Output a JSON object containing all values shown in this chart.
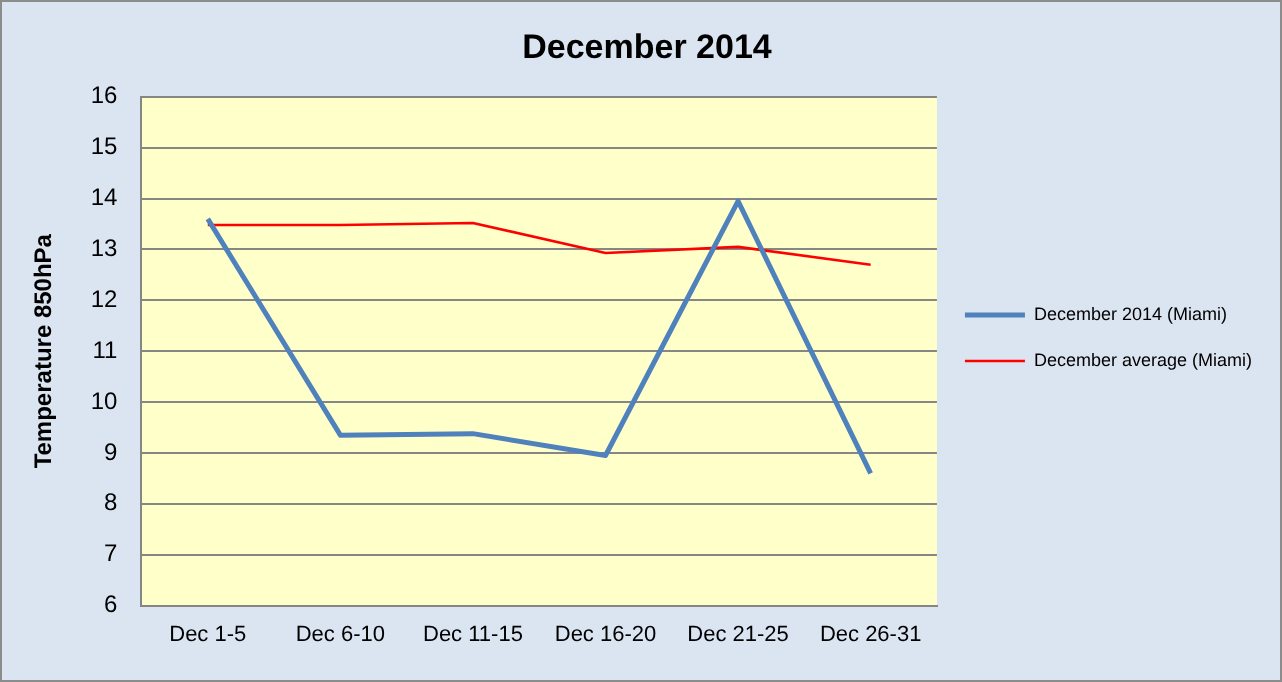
{
  "chart_data": {
    "type": "line",
    "title": "December 2014",
    "ylabel": "Temperature 850hPa",
    "categories": [
      "Dec 1-5",
      "Dec 6-10",
      "Dec 11-15",
      "Dec 16-20",
      "Dec 21-25",
      "Dec 26-31"
    ],
    "series": [
      {
        "name": "December 2014 (Miami)",
        "color": "#4f81bd",
        "values": [
          13.6,
          9.35,
          9.38,
          8.95,
          13.95,
          8.6
        ]
      },
      {
        "name": "December average (Miami)",
        "color": "#ff0000",
        "values": [
          13.48,
          13.48,
          13.52,
          12.93,
          13.05,
          12.7
        ]
      }
    ],
    "ylim": [
      6,
      16
    ],
    "yticks": [
      6,
      7,
      8,
      9,
      10,
      11,
      12,
      13,
      14,
      15,
      16
    ],
    "grid": "y",
    "legend": "right",
    "marker": "none",
    "line_style": "solid"
  }
}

+++++

YOUR GOAL. Return each line that includes "name".

SOLUTION TO THE PROBLEM.
        "name": "December 2014 (Miami)",
        "name": "December average (Miami)",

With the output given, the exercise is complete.